Reproduce the records below exactly as they appear.

(Saved entries)

+ + +

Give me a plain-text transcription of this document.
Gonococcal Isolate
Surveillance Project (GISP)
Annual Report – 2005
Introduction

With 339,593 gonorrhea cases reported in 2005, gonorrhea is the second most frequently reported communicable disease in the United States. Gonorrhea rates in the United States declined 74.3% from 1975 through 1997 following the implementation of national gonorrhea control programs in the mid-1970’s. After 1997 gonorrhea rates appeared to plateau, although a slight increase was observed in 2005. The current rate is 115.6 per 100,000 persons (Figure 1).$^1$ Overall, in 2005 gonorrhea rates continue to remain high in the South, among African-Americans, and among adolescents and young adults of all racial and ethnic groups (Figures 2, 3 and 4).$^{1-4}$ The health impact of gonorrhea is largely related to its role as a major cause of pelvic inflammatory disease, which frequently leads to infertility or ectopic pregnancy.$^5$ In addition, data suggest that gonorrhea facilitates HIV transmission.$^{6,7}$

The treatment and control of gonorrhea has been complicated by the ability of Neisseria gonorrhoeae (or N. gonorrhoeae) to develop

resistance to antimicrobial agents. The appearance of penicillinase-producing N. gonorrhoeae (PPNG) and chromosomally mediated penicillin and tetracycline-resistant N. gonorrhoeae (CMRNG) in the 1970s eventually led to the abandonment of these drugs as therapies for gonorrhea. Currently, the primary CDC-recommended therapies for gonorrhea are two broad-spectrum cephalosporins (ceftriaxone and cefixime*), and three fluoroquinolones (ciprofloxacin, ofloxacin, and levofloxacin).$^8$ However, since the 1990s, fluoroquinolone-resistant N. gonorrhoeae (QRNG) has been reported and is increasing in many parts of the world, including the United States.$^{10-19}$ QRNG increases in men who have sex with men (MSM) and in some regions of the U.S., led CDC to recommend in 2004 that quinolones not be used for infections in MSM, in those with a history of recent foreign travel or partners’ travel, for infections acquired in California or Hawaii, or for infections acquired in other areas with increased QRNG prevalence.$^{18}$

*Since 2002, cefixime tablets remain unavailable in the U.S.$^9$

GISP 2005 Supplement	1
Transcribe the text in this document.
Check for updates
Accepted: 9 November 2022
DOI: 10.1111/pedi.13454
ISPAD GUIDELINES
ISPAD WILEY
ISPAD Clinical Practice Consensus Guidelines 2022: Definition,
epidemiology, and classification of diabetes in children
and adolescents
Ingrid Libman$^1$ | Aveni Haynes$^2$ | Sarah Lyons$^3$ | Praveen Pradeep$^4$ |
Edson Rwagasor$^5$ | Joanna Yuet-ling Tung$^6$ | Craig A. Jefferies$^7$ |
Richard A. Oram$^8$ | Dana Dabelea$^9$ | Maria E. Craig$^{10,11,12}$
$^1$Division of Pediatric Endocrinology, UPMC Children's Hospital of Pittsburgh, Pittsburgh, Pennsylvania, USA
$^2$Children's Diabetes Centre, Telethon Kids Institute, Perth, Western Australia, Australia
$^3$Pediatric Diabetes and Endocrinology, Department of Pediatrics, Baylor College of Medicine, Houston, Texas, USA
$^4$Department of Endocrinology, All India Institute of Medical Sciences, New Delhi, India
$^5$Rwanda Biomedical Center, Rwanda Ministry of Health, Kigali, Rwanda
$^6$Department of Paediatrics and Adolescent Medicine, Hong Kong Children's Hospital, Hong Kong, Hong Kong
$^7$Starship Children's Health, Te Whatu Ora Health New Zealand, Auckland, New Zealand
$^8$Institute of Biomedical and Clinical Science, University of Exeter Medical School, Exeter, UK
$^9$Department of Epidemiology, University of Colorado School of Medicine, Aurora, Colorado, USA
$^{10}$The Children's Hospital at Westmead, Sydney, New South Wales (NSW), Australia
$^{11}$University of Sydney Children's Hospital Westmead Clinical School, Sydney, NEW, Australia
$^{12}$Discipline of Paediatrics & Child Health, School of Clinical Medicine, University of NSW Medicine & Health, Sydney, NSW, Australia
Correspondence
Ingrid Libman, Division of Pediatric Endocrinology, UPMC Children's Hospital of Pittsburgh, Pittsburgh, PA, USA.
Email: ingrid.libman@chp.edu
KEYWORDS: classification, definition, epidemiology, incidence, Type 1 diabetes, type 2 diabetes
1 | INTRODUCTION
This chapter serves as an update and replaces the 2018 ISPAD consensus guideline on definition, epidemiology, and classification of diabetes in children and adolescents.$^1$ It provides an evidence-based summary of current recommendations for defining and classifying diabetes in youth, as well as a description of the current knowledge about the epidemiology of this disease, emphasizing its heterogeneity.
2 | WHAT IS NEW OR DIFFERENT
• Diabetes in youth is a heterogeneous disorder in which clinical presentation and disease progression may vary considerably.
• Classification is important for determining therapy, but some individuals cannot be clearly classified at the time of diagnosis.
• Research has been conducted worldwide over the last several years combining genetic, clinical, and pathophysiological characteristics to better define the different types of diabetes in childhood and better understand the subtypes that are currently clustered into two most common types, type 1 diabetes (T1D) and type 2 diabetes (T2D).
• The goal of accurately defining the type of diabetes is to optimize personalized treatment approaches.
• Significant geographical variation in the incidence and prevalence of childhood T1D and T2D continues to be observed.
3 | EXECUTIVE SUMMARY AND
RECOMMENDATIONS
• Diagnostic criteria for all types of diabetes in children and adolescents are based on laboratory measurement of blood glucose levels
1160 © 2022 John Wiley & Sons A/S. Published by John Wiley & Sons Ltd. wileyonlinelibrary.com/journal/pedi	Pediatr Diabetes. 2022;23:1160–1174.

+ + +

▶ ANSWER TO THIS TASK:
Give me a plain-text transcription of this document.
Gonococcal Isolate
Surveillance Project (GISP)
Annual Report – 2005
Introduction

With 339,593 gonorrhea cases reported in 2005, gonorrhea is the second most frequently reported communicable disease in the United States. Gonorrhea rates in the United States declined 74.3% from 1975 through 1997 following the implementation of national gonorrhea control programs in the mid-1970’s. After 1997 gonorrhea rates appeared to plateau, although a slight increase was observed in 2005. The current rate is 115.6 per 100,000 persons (Figure 1).$^1$ Overall, in 2005 gonorrhea rates continue to remain high in the South, among African-Americans, and among adolescents and young adults of all racial and ethnic groups (Figures 2, 3 and 4).$^{1-4}$ The health impact of gonorrhea is largely related to its role as a major cause of pelvic inflammatory disease, which frequently leads to infertility or ectopic pregnancy.$^5$ In addition, data suggest that gonorrhea facilitates HIV transmission.$^{6,7}$

The treatment and control of gonorrhea has been complicated by the ability of Neisseria gonorrhoeae (or N. gonorrhoeae) to develop

resistance to antimicrobial agents. The appearance of penicillinase-producing N. gonorrhoeae (PPNG) and chromosomally mediated penicillin and tetracycline-resistant N. gonorrhoeae (CMRNG) in the 1970s eventually led to the abandonment of these drugs as therapies for gonorrhea. Currently, the primary CDC-recommended therapies for gonorrhea are two broad-spectrum cephalosporins (ceftriaxone and cefixime*), and three fluoroquinolones (ciprofloxacin, ofloxacin, and levofloxacin).$^8$ However, since the 1990s, fluoroquinolone-resistant N. gonorrhoeae (QRNG) has been reported and is increasing in many parts of the world, including the United States.$^{10-19}$ QRNG increases in men who have sex with men (MSM) and in some regions of the U.S., led CDC to recommend in 2004 that quinolones not be used for infections in MSM, in those with a history of recent foreign travel or partners’ travel, for infections acquired in California or Hawaii, or for infections acquired in other areas with increased QRNG prevalence.$^{18}$

*Since 2002, cefixime tablets remain unavailable in the U.S.$^9$

GISP 2005 Supplement	1
Transcribe the text in this document.
Check for updates
Accepted: 9 November 2022
DOI: 10.1111/pedi.13454
ISPAD GUIDELINES
ISPAD WILEY
ISPAD Clinical Practice Consensus Guidelines 2022: Definition,
epidemiology, and classification of diabetes in children
and adolescents
Ingrid Libman$^1$ | Aveni Haynes$^2$ | Sarah Lyons$^3$ | Praveen Pradeep$^4$ |
Edson Rwagasor$^5$ | Joanna Yuet-ling Tung$^6$ | Craig A. Jefferies$^7$ |
Richard A. Oram$^8$ | Dana Dabelea$^9$ | Maria E. Craig$^{10,11,12}$
$^1$Division of Pediatric Endocrinology, UPMC Children's Hospital of Pittsburgh, Pittsburgh, Pennsylvania, USA
$^2$Children's Diabetes Centre, Telethon Kids Institute, Perth, Western Australia, Australia
$^3$Pediatric Diabetes and Endocrinology, Department of Pediatrics, Baylor College of Medicine, Houston, Texas, USA
$^4$Department of Endocrinology, All India Institute of Medical Sciences, New Delhi, India
$^5$Rwanda Biomedical Center, Rwanda Ministry of Health, Kigali, Rwanda
$^6$Department of Paediatrics and Adolescent Medicine, Hong Kong Children's Hospital, Hong Kong, Hong Kong
$^7$Starship Children's Health, Te Whatu Ora Health New Zealand, Auckland, New Zealand
$^8$Institute of Biomedical and Clinical Science, University of Exeter Medical School, Exeter, UK
$^9$Department of Epidemiology, University of Colorado School of Medicine, Aurora, Colorado, USA
$^{10}$The Children's Hospital at Westmead, Sydney, New South Wales (NSW), Australia
$^{11}$University of Sydney Children's Hospital Westmead Clinical School, Sydney, NEW, Australia
$^{12}$Discipline of Paediatrics & Child Health, School of Clinical Medicine, University of NSW Medicine & Health, Sydney, NSW, Australia
Correspondence
Ingrid Libman, Division of Pediatric Endocrinology, UPMC Children's Hospital of Pittsburgh, Pittsburgh, PA, USA.
Email: ingrid.libman@chp.edu
KEYWORDS: classification, definition, epidemiology, incidence, Type 1 diabetes, type 2 diabetes
1 | INTRODUCTION
This chapter serves as an update and replaces the 2018 ISPAD consensus guideline on definition, epidemiology, and classification of diabetes in children and adolescents.$^1$ It provides an evidence-based summary of current recommendations for defining and classifying diabetes in youth, as well as a description of the current knowledge about the epidemiology of this disease, emphasizing its heterogeneity.
2 | WHAT IS NEW OR DIFFERENT
• Diabetes in youth is a heterogeneous disorder in which clinical presentation and disease progression may vary considerably.
• Classification is important for determining therapy, but some individuals cannot be clearly classified at the time of diagnosis.
• Research has been conducted worldwide over the last several years combining genetic, clinical, and pathophysiological characteristics to better define the different types of diabetes in childhood and better understand the subtypes that are currently clustered into two most common types, type 1 diabetes (T1D) and type 2 diabetes (T2D).
• The goal of accurately defining the type of diabetes is to optimize personalized treatment approaches.
• Significant geographical variation in the incidence and prevalence of childhood T1D and T2D continues to be observed.
3 | EXECUTIVE SUMMARY AND
RECOMMENDATIONS
• Diagnostic criteria for all types of diabetes in children and adolescents are based on laboratory measurement of blood glucose levels
1160 © 2022 John Wiley & Sons A/S. Published by John Wiley & Sons Ltd. wileyonlinelibrary.com/journal/pedi	Pediatr Diabetes. 2022;23:1160–1174.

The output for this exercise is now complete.